A support group for descendants of Tarawa veterans was helpful. They explained that many men who died in the battle were buried in makeshift graveyards and were moved without diligent record-keeping to make way for an airstrip on the island midway between Hawaii and Australia.

But that didn’t necessarily mean Emil was buried on the island. Many men had been washed out to sea as they were gunned down getting off the boats and storming the beach.

A breakthrough came as a result of the work of History Flight Inc., a nonprofit group of forensic anthropologists, archaeologists and other volunteers formed to help repatriate the remains of American soldiers missing in action.

In 2013, they found what was labeled Cemetery 33, a small plot of land with a couple dozen sets of remains. The Department of Defense arranged to fly them to its forensic anthropology lab in Hawaii. Others would continue to be found.

Over the past few years, the lab has managed to identify roughly one person a day through a painstaking process that catalogs, pulls DNA and segregates bones and artifacts for each soldier, said Maj. Jessie Romero, a public affairs officer. The lab works on hundreds of sets of remains at a time.

Depending on the age and condition of the remains, it can be difficult to get a usable sample of DNA. The samples are sent to a facility in Dover, Delaware, where they are analyzed and compared to any samples on file from family.

Data shown →
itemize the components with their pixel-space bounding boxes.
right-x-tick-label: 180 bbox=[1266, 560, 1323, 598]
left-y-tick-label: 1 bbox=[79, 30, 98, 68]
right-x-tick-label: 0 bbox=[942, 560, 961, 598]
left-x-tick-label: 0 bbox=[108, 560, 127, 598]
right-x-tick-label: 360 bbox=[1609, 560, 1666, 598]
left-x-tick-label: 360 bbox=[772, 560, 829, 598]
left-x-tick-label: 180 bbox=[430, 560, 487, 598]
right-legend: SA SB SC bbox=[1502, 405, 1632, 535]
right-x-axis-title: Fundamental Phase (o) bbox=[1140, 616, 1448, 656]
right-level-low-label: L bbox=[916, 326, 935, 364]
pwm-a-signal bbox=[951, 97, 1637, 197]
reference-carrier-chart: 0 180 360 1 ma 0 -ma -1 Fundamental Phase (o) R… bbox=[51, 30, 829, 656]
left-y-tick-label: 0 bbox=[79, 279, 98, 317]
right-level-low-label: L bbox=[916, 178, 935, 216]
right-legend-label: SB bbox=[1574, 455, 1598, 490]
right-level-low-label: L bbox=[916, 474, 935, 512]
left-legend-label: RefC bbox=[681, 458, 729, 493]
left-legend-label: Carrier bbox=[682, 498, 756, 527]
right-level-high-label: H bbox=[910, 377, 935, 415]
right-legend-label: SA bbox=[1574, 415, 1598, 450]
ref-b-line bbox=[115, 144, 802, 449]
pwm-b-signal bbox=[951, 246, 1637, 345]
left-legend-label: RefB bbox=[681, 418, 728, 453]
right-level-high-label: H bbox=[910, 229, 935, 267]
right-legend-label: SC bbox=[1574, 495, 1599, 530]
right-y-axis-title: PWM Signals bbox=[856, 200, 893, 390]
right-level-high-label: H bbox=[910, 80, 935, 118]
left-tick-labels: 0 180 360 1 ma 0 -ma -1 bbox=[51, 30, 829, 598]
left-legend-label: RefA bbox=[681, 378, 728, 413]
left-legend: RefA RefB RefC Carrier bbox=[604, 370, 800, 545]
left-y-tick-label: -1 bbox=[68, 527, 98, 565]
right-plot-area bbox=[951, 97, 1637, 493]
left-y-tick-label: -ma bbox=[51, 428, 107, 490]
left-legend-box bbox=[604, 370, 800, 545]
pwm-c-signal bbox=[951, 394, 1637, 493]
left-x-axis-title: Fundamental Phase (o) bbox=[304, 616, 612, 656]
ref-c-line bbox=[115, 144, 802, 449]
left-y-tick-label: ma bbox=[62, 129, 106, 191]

What to do → Reproduce everything from "But that didn’t" down to "to be found." in the passage on the Tarawa remains, swapping "Cemetery 33" for "Cemetery 27". The rows have nothing to do with this.

Exercise result →
But that didn’t necessarily mean Emil was buried on the island. Many men had been washed out to sea as they were gunned down getting off the boats and storming the beach.

A breakthrough came as a result of the work of History Flight Inc., a nonprofit group of forensic anthropologists, archaeologists and other volunteers formed to help repatriate the remains of American soldiers missing in action.

In 2013, they found what was labeled Cemetery 27, a small plot of land with a couple dozen sets of remains. The Department of Defense arranged to fly them to its forensic anthropology lab in Hawaii. Others would continue to be found.